• [EXERCISE INSTRUCTIONS] Write down every entry below once more, exactly.

• [ENTRIES SHOWN]
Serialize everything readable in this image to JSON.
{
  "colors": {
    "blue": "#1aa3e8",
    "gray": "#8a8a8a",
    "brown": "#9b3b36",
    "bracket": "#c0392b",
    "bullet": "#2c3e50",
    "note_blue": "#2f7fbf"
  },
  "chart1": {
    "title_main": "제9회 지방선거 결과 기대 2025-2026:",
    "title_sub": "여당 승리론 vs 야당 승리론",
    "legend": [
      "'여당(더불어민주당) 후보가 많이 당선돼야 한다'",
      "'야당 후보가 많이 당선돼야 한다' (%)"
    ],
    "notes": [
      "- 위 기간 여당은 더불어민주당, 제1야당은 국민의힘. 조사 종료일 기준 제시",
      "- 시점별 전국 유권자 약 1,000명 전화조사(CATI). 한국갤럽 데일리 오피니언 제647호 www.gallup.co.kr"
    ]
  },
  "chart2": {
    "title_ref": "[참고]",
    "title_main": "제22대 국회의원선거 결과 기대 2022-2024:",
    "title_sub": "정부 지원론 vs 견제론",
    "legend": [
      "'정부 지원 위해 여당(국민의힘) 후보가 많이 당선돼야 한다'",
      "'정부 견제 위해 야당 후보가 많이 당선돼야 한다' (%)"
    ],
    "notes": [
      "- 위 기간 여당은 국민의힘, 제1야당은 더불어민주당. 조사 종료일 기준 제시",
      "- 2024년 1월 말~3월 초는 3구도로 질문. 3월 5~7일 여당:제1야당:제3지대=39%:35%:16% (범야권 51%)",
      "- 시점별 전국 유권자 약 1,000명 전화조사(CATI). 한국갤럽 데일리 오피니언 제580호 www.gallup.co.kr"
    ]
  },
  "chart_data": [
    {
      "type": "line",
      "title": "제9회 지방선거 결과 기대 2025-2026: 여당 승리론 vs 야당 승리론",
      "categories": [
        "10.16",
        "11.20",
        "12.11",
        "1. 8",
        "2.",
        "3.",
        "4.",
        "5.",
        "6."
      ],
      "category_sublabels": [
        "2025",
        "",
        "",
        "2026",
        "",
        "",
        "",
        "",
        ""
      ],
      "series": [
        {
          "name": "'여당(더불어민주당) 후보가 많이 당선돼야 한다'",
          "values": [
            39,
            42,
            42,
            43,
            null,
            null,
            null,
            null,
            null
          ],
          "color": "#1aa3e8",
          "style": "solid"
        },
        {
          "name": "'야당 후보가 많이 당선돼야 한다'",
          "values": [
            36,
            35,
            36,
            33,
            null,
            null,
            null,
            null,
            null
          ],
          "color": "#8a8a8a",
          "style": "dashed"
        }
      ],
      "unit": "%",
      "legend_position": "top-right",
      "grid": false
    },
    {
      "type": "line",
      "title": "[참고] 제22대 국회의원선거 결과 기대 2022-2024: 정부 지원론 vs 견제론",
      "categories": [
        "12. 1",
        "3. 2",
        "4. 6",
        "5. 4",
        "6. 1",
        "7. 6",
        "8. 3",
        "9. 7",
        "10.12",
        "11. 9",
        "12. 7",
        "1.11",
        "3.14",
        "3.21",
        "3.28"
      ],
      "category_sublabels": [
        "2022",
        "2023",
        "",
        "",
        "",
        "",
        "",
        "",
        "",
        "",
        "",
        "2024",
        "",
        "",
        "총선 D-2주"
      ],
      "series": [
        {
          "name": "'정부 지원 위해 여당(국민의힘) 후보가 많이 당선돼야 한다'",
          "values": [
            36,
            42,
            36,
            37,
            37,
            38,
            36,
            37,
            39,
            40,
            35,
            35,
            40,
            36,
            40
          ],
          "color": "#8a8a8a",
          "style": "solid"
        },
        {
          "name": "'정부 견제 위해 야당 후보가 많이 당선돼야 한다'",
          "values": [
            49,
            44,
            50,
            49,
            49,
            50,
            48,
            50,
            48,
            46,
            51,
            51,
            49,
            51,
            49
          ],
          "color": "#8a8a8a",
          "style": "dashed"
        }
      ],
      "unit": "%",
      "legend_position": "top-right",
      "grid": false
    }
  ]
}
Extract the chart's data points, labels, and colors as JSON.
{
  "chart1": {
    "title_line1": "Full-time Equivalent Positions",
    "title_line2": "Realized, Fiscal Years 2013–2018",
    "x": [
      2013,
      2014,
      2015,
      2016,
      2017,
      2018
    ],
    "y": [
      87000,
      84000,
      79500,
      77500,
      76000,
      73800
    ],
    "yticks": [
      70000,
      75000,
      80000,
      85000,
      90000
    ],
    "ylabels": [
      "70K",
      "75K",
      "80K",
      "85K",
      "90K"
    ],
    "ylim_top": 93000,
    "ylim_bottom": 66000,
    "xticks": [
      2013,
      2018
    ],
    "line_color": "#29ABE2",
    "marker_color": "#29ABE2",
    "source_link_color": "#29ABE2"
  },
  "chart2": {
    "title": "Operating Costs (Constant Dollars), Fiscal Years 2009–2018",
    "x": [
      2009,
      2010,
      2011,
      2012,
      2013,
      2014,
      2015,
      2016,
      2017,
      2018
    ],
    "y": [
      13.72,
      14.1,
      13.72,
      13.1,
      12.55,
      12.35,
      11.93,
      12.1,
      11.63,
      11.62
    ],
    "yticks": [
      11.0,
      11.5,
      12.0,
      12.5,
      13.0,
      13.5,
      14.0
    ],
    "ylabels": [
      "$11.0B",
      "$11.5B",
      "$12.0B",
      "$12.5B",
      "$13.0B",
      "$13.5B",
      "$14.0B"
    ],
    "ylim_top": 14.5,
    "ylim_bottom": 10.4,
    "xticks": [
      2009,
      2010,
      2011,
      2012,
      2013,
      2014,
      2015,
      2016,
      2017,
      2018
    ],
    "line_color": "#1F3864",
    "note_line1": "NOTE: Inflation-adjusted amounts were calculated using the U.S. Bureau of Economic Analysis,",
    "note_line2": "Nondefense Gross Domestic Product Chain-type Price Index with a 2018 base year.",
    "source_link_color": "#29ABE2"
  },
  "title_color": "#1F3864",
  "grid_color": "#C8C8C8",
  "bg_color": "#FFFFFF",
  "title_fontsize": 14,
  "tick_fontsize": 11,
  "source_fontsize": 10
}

• [ANSWER TO THE EXERCISE]
Serialize everything readable in this image to JSON.
{
  "colors": {
    "blue": "#1aa3e8",
    "gray": "#8a8a8a",
    "brown": "#9b3b36",
    "bracket": "#c0392b",
    "bullet": "#2c3e50",
    "note_blue": "#2f7fbf"
  },
  "chart1": {
    "title_main": "제9회 지방선거 결과 기대 2025-2026:",
    "title_sub": "여당 승리론 vs 야당 승리론",
    "legend": [
      "'여당(더불어민주당) 후보가 많이 당선돼야 한다'",
      "'야당 후보가 많이 당선돼야 한다' (%)"
    ],
    "notes": [
      "- 위 기간 여당은 더불어민주당, 제1야당은 국민의힘. 조사 종료일 기준 제시",
      "- 시점별 전국 유권자 약 1,000명 전화조사(CATI). 한국갤럽 데일리 오피니언 제647호 www.gallup.co.kr"
    ]
  },
  "chart2": {
    "title_ref": "[참고]",
    "title_main": "제22대 국회의원선거 결과 기대 2022-2024:",
    "title_sub": "정부 지원론 vs 견제론",
    "legend": [
      "'정부 지원 위해 여당(국민의힘) 후보가 많이 당선돼야 한다'",
      "'정부 견제 위해 야당 후보가 많이 당선돼야 한다' (%)"
    ],
    "notes": [
      "- 위 기간 여당은 국민의힘, 제1야당은 더불어민주당. 조사 종료일 기준 제시",
      "- 2024년 1월 말~3월 초는 3구도로 질문. 3월 5~7일 여당:제1야당:제3지대=39%:35%:16% (범야권 51%)",
      "- 시점별 전국 유권자 약 1,000명 전화조사(CATI). 한국갤럽 데일리 오피니언 제580호 www.gallup.co.kr"
    ]
  },
  "chart_data": [
    {
      "type": "line",
      "title": "제9회 지방선거 결과 기대 2025-2026: 여당 승리론 vs 야당 승리론",
      "categories": [
        "10.16",
        "11.20",
        "12.11",
        "1. 8",
        "2.",
        "3.",
        "4.",
        "5.",
        "6."
      ],
      "category_sublabels": [
        "2025",
        "",
        "",
        "2026",
        "",
        "",
        "",
        "",
        ""
      ],
      "series": [
        {
          "name": "'여당(더불어민주당) 후보가 많이 당선돼야 한다'",
          "values": [
            39,
            42,
            42,
            43,
            null,
            null,
            null,
            null,
            null
          ],
          "color": "#1aa3e8",
          "style": "solid"
        },
        {
          "name": "'야당 후보가 많이 당선돼야 한다'",
          "values": [
            36,
            35,
            36,
            33,
            null,
            null,
            null,
            null,
            null
          ],
          "color": "#8a8a8a",
          "style": "dashed"
        }
      ],
      "unit": "%",
      "legend_position": "top-right",
      "grid": false
    },
    {
      "type": "line",
      "title": "[참고] 제22대 국회의원선거 결과 기대 2022-2024: 정부 지원론 vs 견제론",
      "categories": [
        "12. 1",
        "3. 2",
        "4. 6",
        "5. 4",
        "6. 1",
        "7. 6",
        "8. 3",
        "9. 7",
        "10.12",
        "11. 9",
        "12. 7",
        "1.11",
        "3.14",
        "3.21",
        "3.28"
      ],
      "category_sublabels": [
        "2022",
        "2023",
        "",
        "",
        "",
        "",
        "",
        "",
        "",
        "",
        "",
        "2024",
        "",
        "",
        "총선 D-2주"
      ],
      "series": [
        {
          "name": "'정부 지원 위해 여당(국민의힘) 후보가 많이 당선돼야 한다'",
          "values": [
            36,
            42,
            36,
            37,
            37,
            38,
            36,
            37,
            39,
            40,
            35,
            35,
            40,
            36,
            40
          ],
          "color": "#8a8a8a",
          "style": "solid"
        },
        {
          "name": "'정부 견제 위해 야당 후보가 많이 당선돼야 한다'",
          "values": [
            49,
            44,
            50,
            49,
            49,
            50,
            48,
            50,
            48,
            46,
            51,
            51,
            49,
            51,
            49
          ],
          "color": "#8a8a8a",
          "style": "dashed"
        }
      ],
      "unit": "%",
      "legend_position": "top-right",
      "grid": false
    }
  ]
}
Extract the chart's data points, labels, and colors as JSON.
{
  "chart1": {
    "title_line1": "Full-time Equivalent Positions",
    "title_line2": "Realized, Fiscal Years 2013–2018",
    "x": [
      2013,
      2014,
      2015,
      2016,
      2017,
      2018
    ],
    "y": [
      87000,
      84000,
      79500,
      77500,
      76000,
      73800
    ],
    "yticks": [
      70000,
      75000,
      80000,
      85000,
      90000
    ],
    "ylabels": [
      "70K",
      "75K",
      "80K",
      "85K",
      "90K"
    ],
    "ylim_top": 93000,
    "ylim_bottom": 66000,
    "xticks": [
      2013,
      2018
    ],
    "line_color": "#29ABE2",
    "marker_color": "#29ABE2",
    "source_link_color": "#29ABE2"
  },
  "chart2": {
    "title": "Operating Costs (Constant Dollars), Fiscal Years 2009–2018",
    "x": [
      2009,
      2010,
      2011,
      2012,
      2013,
      2014,
      2015,
      2016,
      2017,
      2018
    ],
    "y": [
      13.72,
      14.1,
      13.72,
      13.1,
      12.55,
      12.35,
      11.93,
      12.1,
      11.63,
      11.62
    ],
    "yticks": [
      11.0,
      11.5,
      12.0,
      12.5,
      13.0,
      13.5,
      14.0
    ],
    "ylabels": [
      "$11.0B",
      "$11.5B",
      "$12.0B",
      "$12.5B",
      "$13.0B",
      "$13.5B",
      "$14.0B"
    ],
    "ylim_top": 14.5,
    "ylim_bottom": 10.4,
    "xticks": [
      2009,
      2010,
      2011,
      2012,
      2013,
      2014,
      2015,
      2016,
      2017,
      2018
    ],
    "line_color": "#1F3864",
    "note_line1": "NOTE: Inflation-adjusted amounts were calculated using the U.S. Bureau of Economic Analysis,",
    "note_line2": "Nondefense Gross Domestic Product Chain-type Price Index with a 2018 base year.",
    "source_link_color": "#29ABE2"
  },
  "title_color": "#1F3864",
  "grid_color": "#C8C8C8",
  "bg_color": "#FFFFFF",
  "title_fontsize": 14,
  "tick_fontsize": 11,
  "source_fontsize": 10
}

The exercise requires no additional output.